Dataset items:
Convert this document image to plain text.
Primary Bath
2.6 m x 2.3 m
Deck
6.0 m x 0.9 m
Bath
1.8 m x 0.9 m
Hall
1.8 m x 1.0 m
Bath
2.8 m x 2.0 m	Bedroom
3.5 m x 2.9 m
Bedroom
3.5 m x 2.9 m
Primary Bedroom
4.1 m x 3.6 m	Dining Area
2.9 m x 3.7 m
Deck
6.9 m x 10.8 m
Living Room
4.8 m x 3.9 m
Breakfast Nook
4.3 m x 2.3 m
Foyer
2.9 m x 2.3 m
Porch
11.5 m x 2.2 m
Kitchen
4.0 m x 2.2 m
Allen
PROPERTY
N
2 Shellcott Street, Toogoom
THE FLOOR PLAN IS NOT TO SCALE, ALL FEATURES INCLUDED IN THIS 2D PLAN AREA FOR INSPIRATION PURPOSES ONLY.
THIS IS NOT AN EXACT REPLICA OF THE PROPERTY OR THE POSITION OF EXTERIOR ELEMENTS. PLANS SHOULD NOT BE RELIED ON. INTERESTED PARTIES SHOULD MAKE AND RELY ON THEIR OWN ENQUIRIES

Job
Nothing should be left out: return all of the records exactly.

Written solution
Convert this document image to plain text.
Primary Bath
2.6 m x 2.3 m
Deck
6.0 m x 0.9 m
Bath
1.8 m x 0.9 m
Hall
1.8 m x 1.0 m
Bath
2.8 m x 2.0 m	Bedroom
3.5 m x 2.9 m
Bedroom
3.5 m x 2.9 m
Primary Bedroom
4.1 m x 3.6 m	Dining Area
2.9 m x 3.7 m
Deck
6.9 m x 10.8 m
Living Room
4.8 m x 3.9 m
Breakfast Nook
4.3 m x 2.3 m
Foyer
2.9 m x 2.3 m
Porch
11.5 m x 2.2 m
Kitchen
4.0 m x 2.2 m
Allen
PROPERTY
N
2 Shellcott Street, Toogoom
THE FLOOR PLAN IS NOT TO SCALE, ALL FEATURES INCLUDED IN THIS 2D PLAN AREA FOR INSPIRATION PURPOSES ONLY.
THIS IS NOT AN EXACT REPLICA OF THE PROPERTY OR THE POSITION OF EXTERIOR ELEMENTS. PLANS SHOULD NOT BE RELIED ON. INTERESTED PARTIES SHOULD MAKE AND RELY ON THEIR OWN ENQUIRIES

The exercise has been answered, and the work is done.